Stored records
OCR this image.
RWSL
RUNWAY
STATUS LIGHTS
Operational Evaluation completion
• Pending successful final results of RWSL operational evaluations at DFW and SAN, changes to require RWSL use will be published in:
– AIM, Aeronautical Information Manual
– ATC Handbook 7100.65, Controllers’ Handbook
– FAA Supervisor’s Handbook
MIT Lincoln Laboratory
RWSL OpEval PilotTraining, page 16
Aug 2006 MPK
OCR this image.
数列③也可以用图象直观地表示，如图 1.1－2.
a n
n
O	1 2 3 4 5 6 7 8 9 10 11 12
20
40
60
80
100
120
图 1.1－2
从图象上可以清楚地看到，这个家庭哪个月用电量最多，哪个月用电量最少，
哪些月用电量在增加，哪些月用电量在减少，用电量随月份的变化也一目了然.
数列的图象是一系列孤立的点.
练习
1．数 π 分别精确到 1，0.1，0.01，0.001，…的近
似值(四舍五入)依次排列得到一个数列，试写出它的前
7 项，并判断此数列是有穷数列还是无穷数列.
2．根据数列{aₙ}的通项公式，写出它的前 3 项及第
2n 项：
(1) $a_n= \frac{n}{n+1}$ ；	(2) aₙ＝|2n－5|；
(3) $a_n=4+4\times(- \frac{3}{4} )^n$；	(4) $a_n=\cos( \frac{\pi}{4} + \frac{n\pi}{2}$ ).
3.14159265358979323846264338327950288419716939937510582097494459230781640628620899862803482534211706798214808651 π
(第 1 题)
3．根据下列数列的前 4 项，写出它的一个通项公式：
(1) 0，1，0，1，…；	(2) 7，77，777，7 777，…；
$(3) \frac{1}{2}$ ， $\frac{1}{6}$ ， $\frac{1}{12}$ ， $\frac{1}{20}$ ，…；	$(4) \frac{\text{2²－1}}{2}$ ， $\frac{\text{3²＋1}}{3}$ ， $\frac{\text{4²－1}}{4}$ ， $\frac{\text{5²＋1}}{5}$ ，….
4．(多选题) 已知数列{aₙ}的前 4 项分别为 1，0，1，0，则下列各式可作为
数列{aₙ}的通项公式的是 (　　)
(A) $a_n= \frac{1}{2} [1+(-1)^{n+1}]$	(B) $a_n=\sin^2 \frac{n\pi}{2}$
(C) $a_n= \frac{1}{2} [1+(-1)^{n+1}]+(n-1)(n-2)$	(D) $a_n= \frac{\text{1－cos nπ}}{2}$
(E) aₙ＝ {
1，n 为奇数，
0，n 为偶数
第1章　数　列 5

PROBLEM STATEMENT =>
Return each line that includes "RWSL".

RESULT OF THIS EXERCISE =>
RWSL
• Pending successful final results of RWSL operational evaluations at DFW and SAN, changes to require RWSL use will be published in:
RWSL OpEval PilotTraining, page 16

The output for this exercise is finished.